* Start *

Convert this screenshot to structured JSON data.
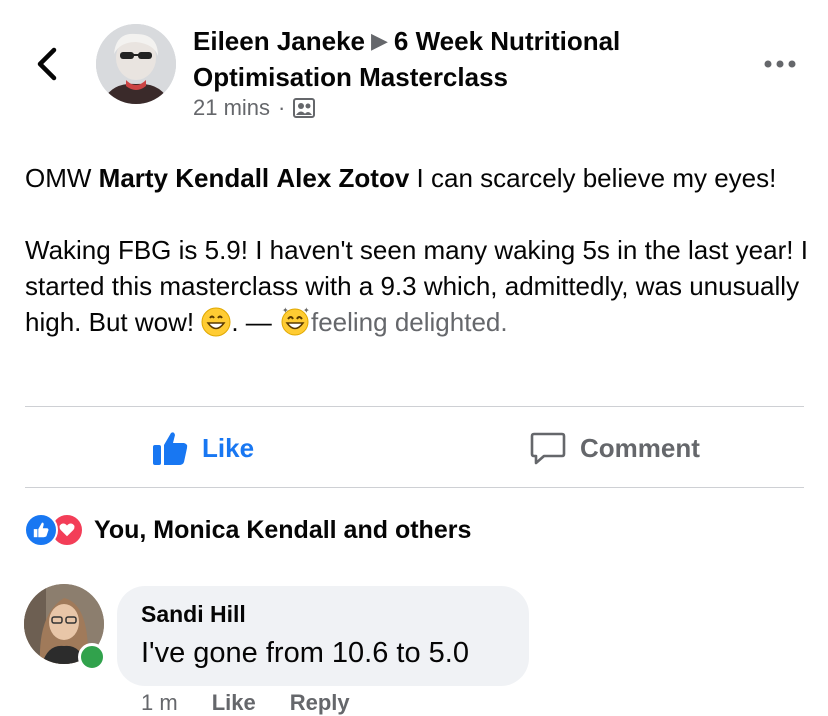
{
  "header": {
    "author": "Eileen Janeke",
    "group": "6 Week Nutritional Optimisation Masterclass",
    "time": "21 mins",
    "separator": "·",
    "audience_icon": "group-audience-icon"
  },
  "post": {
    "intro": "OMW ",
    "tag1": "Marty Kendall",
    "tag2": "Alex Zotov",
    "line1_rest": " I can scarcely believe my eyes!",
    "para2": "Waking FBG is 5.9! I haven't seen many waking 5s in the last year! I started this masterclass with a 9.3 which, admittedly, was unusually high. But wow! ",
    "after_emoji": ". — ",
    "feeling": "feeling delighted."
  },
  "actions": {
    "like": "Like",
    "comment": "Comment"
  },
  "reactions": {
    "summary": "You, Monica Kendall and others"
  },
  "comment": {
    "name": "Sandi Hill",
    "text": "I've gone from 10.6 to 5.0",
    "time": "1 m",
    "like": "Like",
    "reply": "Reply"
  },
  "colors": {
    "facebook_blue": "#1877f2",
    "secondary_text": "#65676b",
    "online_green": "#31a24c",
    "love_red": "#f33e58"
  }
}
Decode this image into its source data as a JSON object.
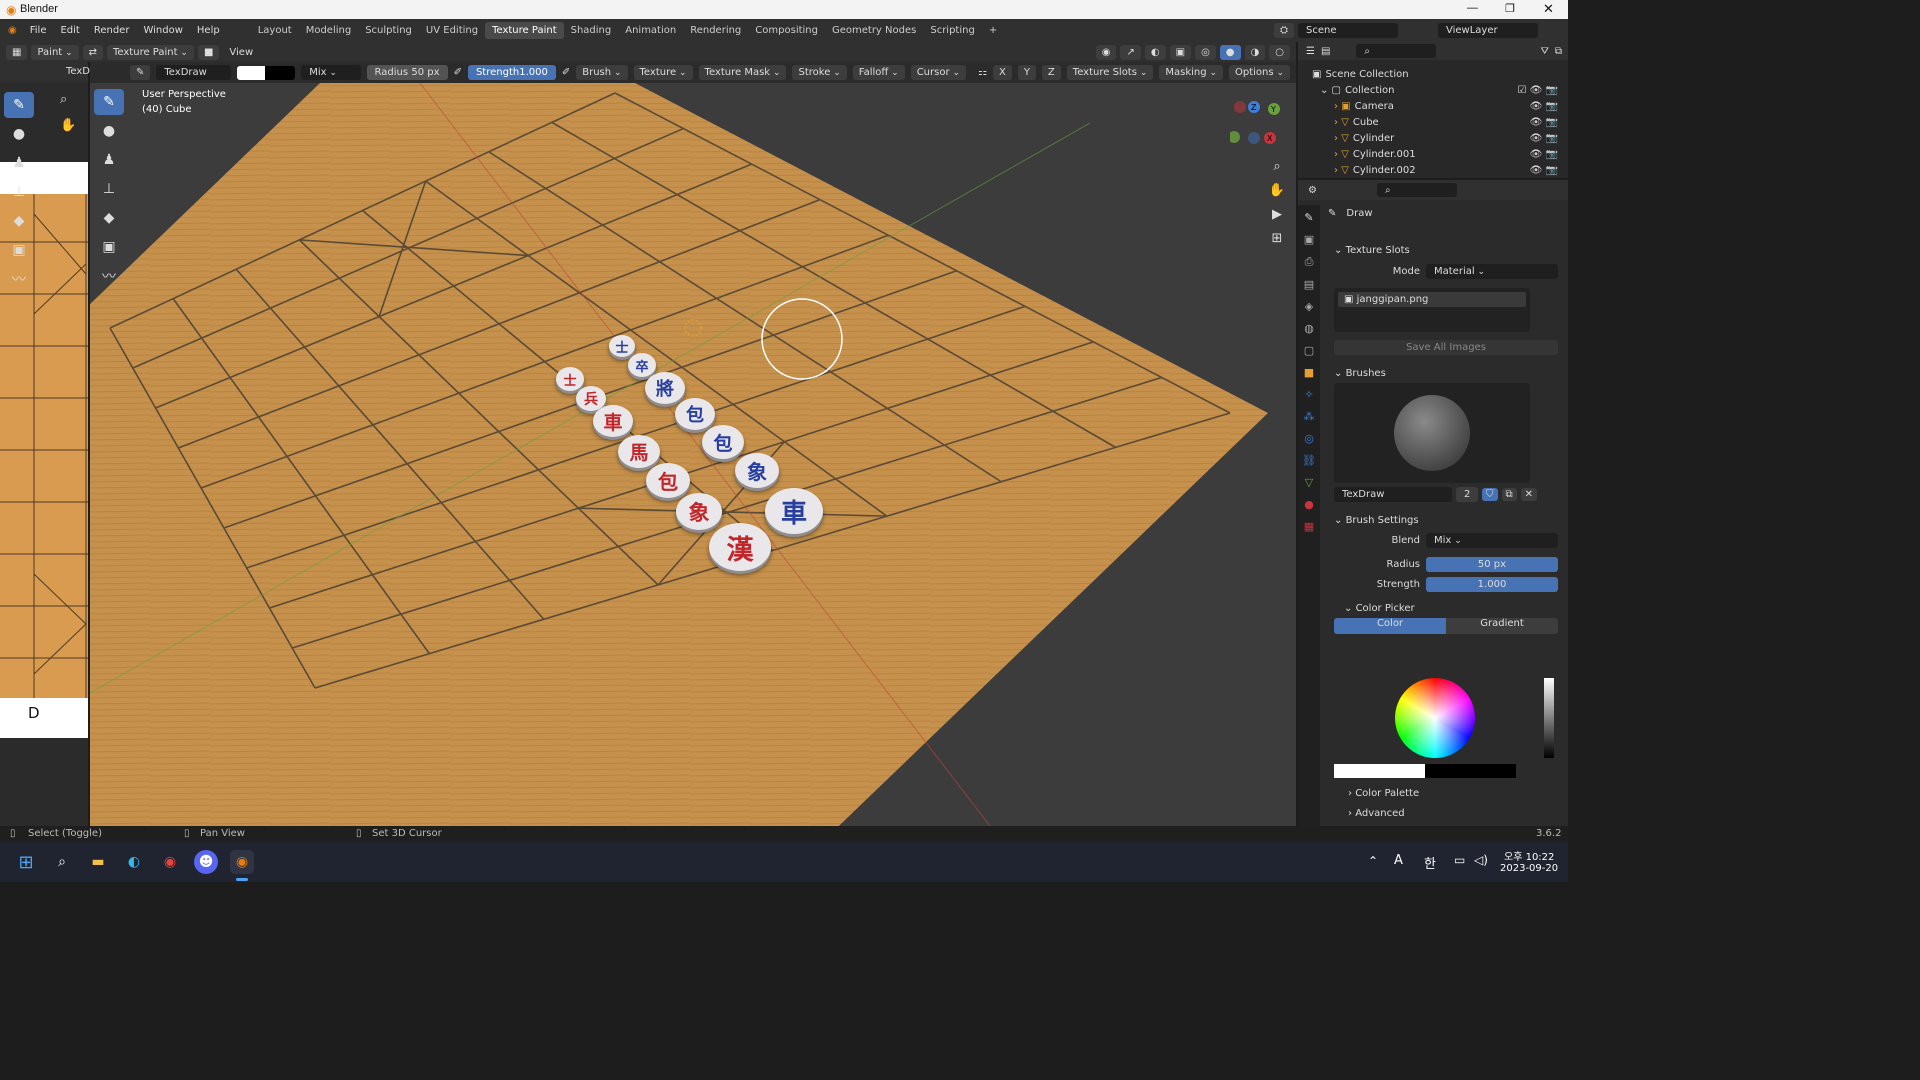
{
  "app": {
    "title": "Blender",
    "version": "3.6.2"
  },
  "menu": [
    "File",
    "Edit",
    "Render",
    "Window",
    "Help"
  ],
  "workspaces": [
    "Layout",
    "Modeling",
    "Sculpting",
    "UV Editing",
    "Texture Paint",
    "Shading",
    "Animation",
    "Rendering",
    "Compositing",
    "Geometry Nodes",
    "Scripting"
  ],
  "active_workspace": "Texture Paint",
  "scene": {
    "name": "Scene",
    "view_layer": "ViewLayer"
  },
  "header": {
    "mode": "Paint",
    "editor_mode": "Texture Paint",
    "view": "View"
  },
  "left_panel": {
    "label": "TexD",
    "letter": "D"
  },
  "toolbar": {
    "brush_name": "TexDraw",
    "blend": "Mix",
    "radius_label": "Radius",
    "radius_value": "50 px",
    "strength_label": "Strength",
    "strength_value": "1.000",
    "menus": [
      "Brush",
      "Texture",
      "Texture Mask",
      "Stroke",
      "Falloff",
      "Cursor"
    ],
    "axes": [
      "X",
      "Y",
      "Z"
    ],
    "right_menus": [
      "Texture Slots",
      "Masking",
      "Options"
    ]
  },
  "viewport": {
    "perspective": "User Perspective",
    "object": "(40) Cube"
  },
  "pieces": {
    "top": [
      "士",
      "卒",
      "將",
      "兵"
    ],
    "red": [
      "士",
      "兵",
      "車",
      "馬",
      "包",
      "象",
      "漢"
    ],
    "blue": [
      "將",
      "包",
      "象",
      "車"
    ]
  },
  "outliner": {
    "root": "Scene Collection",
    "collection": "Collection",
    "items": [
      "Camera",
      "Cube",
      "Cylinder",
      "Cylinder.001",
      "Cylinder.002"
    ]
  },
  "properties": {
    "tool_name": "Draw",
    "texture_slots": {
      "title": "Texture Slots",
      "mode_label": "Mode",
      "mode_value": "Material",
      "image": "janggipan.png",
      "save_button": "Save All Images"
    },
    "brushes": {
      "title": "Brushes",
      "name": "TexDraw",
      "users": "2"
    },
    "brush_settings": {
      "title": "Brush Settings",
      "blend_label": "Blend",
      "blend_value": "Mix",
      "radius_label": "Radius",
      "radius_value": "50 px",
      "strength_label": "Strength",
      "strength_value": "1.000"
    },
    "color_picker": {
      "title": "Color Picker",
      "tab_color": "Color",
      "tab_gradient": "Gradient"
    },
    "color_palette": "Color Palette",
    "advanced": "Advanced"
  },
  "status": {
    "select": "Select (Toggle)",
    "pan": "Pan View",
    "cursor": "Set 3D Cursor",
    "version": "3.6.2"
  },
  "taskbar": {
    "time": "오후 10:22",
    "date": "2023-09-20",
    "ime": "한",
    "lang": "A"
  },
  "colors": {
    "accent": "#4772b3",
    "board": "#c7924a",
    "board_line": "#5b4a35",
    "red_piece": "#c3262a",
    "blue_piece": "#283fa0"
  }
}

* End *
* Start *

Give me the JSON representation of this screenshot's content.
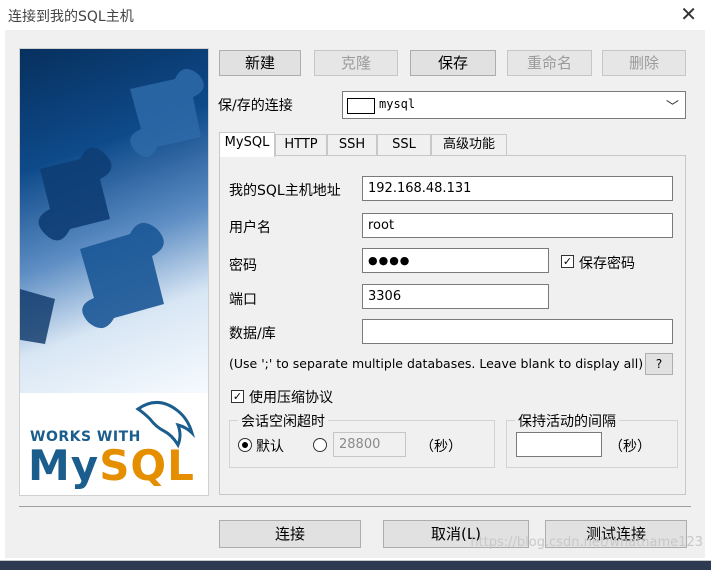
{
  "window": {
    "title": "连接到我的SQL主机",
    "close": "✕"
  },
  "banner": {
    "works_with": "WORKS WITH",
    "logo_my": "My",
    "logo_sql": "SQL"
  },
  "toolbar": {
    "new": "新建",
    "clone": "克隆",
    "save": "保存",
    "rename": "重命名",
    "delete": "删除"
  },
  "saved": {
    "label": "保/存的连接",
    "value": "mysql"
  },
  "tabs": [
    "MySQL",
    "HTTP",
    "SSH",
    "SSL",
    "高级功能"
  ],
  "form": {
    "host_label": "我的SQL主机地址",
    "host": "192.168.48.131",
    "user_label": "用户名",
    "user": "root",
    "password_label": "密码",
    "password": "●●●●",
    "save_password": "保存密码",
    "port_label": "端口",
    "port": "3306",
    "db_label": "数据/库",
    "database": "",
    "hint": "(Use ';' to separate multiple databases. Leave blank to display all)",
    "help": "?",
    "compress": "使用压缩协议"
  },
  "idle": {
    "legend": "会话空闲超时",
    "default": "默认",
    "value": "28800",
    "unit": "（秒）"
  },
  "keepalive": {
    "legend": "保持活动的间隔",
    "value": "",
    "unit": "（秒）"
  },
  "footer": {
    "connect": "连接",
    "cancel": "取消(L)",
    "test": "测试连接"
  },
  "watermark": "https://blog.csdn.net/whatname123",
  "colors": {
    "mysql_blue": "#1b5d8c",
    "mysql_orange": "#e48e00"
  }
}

* End *

# Problem statement:
Search the lines above for the string "this" and copy each line that has it.

# Finished answer:
Convert this screenshot to structured JSON data.
    "para2": "Waking FBG is 5.9! I haven't seen many waking 5s in the last year! I started this masterclass with a 9.3 which, admittedly, was unusually high. But wow! ",
Decode this image into its source data as a JSON object.
Give me the JSON representation of this screenshot's content.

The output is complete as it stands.